▶ **YOUR GOAL**
Return the listing below in full, with every line exactly as it is.

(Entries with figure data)
__________________________________________________

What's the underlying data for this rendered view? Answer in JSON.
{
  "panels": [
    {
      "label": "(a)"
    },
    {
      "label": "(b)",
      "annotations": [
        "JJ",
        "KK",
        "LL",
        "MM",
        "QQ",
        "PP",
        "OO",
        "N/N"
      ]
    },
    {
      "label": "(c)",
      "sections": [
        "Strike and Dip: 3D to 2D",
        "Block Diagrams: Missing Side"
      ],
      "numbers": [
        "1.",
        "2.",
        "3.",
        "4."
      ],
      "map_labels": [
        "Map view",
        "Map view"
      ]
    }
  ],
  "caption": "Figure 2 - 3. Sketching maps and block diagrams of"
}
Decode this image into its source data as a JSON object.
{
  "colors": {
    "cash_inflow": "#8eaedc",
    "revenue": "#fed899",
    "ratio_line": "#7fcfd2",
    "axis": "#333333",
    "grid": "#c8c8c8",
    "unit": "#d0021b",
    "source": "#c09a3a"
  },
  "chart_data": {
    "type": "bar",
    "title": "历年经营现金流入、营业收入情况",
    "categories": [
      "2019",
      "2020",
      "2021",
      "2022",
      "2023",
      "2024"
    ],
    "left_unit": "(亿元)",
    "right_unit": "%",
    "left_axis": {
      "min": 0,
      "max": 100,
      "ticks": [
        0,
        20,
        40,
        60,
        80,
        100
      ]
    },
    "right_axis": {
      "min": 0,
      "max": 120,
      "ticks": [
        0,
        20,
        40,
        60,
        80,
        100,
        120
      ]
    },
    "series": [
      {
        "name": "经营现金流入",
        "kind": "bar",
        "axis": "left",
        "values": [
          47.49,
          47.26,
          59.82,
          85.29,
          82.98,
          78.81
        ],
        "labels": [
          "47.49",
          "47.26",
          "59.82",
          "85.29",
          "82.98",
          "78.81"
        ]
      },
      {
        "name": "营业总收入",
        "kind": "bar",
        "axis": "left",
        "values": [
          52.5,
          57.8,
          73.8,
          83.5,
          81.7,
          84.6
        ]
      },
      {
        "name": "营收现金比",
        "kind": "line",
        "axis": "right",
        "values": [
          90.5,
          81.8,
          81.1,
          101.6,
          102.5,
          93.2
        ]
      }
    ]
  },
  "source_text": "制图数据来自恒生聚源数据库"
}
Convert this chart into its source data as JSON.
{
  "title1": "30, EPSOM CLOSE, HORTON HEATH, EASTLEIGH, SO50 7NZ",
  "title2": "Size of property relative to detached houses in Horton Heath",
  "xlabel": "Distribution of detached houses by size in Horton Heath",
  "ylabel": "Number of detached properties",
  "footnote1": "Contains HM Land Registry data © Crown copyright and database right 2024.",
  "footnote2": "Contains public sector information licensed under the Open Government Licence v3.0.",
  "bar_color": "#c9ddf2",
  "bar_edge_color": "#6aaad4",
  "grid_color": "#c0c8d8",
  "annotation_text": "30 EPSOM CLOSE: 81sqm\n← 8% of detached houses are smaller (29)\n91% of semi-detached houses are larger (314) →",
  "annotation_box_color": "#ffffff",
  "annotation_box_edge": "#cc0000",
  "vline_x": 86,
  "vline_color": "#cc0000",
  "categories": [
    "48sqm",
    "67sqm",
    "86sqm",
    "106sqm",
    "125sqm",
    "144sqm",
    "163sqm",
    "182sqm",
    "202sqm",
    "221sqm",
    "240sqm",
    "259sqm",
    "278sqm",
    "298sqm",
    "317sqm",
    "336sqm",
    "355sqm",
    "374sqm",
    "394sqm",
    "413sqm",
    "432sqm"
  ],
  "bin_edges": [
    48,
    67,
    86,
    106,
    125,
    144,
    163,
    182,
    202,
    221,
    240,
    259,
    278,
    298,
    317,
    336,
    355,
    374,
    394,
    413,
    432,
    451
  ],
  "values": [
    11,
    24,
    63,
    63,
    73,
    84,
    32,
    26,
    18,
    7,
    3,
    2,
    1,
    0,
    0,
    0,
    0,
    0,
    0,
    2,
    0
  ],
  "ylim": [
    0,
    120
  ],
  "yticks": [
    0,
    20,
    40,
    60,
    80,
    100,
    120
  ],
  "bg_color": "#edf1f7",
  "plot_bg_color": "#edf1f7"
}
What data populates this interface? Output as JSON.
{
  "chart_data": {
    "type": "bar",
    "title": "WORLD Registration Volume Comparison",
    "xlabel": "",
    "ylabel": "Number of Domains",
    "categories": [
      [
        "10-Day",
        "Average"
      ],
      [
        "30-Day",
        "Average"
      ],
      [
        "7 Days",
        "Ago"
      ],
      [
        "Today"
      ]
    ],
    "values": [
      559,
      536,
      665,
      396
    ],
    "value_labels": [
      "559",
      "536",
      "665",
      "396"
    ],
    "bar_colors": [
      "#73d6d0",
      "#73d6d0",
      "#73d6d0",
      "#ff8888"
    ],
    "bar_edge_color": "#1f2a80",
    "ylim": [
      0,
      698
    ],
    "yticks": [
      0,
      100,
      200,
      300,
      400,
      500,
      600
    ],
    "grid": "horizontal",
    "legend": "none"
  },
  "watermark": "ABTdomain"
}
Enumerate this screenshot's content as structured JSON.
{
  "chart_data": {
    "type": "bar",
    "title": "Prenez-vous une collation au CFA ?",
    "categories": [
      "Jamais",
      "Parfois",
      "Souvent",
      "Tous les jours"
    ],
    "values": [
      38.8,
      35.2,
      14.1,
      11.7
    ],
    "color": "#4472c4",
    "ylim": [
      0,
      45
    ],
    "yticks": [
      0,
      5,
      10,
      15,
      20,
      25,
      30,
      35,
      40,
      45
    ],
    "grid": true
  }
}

__________________________________________________

▶ **RESULT OF THE TASK**
What's the underlying data for this rendered view? Answer in JSON.
{
  "panels": [
    {
      "label": "(a)"
    },
    {
      "label": "(b)",
      "annotations": [
        "JJ",
        "KK",
        "LL",
        "MM",
        "QQ",
        "PP",
        "OO",
        "N/N"
      ]
    },
    {
      "label": "(c)",
      "sections": [
        "Strike and Dip: 3D to 2D",
        "Block Diagrams: Missing Side"
      ],
      "numbers": [
        "1.",
        "2.",
        "3.",
        "4."
      ],
      "map_labels": [
        "Map view",
        "Map view"
      ]
    }
  ],
  "caption": "Figure 2 - 3. Sketching maps and block diagrams of"
}
Decode this image into its source data as a JSON object.
{
  "colors": {
    "cash_inflow": "#8eaedc",
    "revenue": "#fed899",
    "ratio_line": "#7fcfd2",
    "axis": "#333333",
    "grid": "#c8c8c8",
    "unit": "#d0021b",
    "source": "#c09a3a"
  },
  "chart_data": {
    "type": "bar",
    "title": "历年经营现金流入、营业收入情况",
    "categories": [
      "2019",
      "2020",
      "2021",
      "2022",
      "2023",
      "2024"
    ],
    "left_unit": "(亿元)",
    "right_unit": "%",
    "left_axis": {
      "min": 0,
      "max": 100,
      "ticks": [
        0,
        20,
        40,
        60,
        80,
        100
      ]
    },
    "right_axis": {
      "min": 0,
      "max": 120,
      "ticks": [
        0,
        20,
        40,
        60,
        80,
        100,
        120
      ]
    },
    "series": [
      {
        "name": "经营现金流入",
        "kind": "bar",
        "axis": "left",
        "values": [
          47.49,
          47.26,
          59.82,
          85.29,
          82.98,
          78.81
        ],
        "labels": [
          "47.49",
          "47.26",
          "59.82",
          "85.29",
          "82.98",
          "78.81"
        ]
      },
      {
        "name": "营业总收入",
        "kind": "bar",
        "axis": "left",
        "values": [
          52.5,
          57.8,
          73.8,
          83.5,
          81.7,
          84.6
        ]
      },
      {
        "name": "营收现金比",
        "kind": "line",
        "axis": "right",
        "values": [
          90.5,
          81.8,
          81.1,
          101.6,
          102.5,
          93.2
        ]
      }
    ]
  },
  "source_text": "制图数据来自恒生聚源数据库"
}
Convert this chart into its source data as JSON.
{
  "title1": "30, EPSOM CLOSE, HORTON HEATH, EASTLEIGH, SO50 7NZ",
  "title2": "Size of property relative to detached houses in Horton Heath",
  "xlabel": "Distribution of detached houses by size in Horton Heath",
  "ylabel": "Number of detached properties",
  "footnote1": "Contains HM Land Registry data © Crown copyright and database right 2024.",
  "footnote2": "Contains public sector information licensed under the Open Government Licence v3.0.",
  "bar_color": "#c9ddf2",
  "bar_edge_color": "#6aaad4",
  "grid_color": "#c0c8d8",
  "annotation_text": "30 EPSOM CLOSE: 81sqm\n← 8% of detached houses are smaller (29)\n91% of semi-detached houses are larger (314) →",
  "annotation_box_color": "#ffffff",
  "annotation_box_edge": "#cc0000",
  "vline_x": 86,
  "vline_color": "#cc0000",
  "categories": [
    "48sqm",
    "67sqm",
    "86sqm",
    "106sqm",
    "125sqm",
    "144sqm",
    "163sqm",
    "182sqm",
    "202sqm",
    "221sqm",
    "240sqm",
    "259sqm",
    "278sqm",
    "298sqm",
    "317sqm",
    "336sqm",
    "355sqm",
    "374sqm",
    "394sqm",
    "413sqm",
    "432sqm"
  ],
  "bin_edges": [
    48,
    67,
    86,
    106,
    125,
    144,
    163,
    182,
    202,
    221,
    240,
    259,
    278,
    298,
    317,
    336,
    355,
    374,
    394,
    413,
    432,
    451
  ],
  "values": [
    11,
    24,
    63,
    63,
    73,
    84,
    32,
    26,
    18,
    7,
    3,
    2,
    1,
    0,
    0,
    0,
    0,
    0,
    0,
    2,
    0
  ],
  "ylim": [
    0,
    120
  ],
  "yticks": [
    0,
    20,
    40,
    60,
    80,
    100,
    120
  ],
  "bg_color": "#edf1f7",
  "plot_bg_color": "#edf1f7"
}
What data populates this interface? Output as JSON.
{
  "chart_data": {
    "type": "bar",
    "title": "WORLD Registration Volume Comparison",
    "xlabel": "",
    "ylabel": "Number of Domains",
    "categories": [
      [
        "10-Day",
        "Average"
      ],
      [
        "30-Day",
        "Average"
      ],
      [
        "7 Days",
        "Ago"
      ],
      [
        "Today"
      ]
    ],
    "values": [
      559,
      536,
      665,
      396
    ],
    "value_labels": [
      "559",
      "536",
      "665",
      "396"
    ],
    "bar_colors": [
      "#73d6d0",
      "#73d6d0",
      "#73d6d0",
      "#ff8888"
    ],
    "bar_edge_color": "#1f2a80",
    "ylim": [
      0,
      698
    ],
    "yticks": [
      0,
      100,
      200,
      300,
      400,
      500,
      600
    ],
    "grid": "horizontal",
    "legend": "none"
  },
  "watermark": "ABTdomain"
}
Enumerate this screenshot's content as structured JSON.
{
  "chart_data": {
    "type": "bar",
    "title": "Prenez-vous une collation au CFA ?",
    "categories": [
      "Jamais",
      "Parfois",
      "Souvent",
      "Tous les jours"
    ],
    "values": [
      38.8,
      35.2,
      14.1,
      11.7
    ],
    "color": "#4472c4",
    "ylim": [
      0,
      45
    ],
    "yticks": [
      0,
      5,
      10,
      15,
      20,
      25,
      30,
      35,
      40,
      45
    ],
    "grid": true
  }
}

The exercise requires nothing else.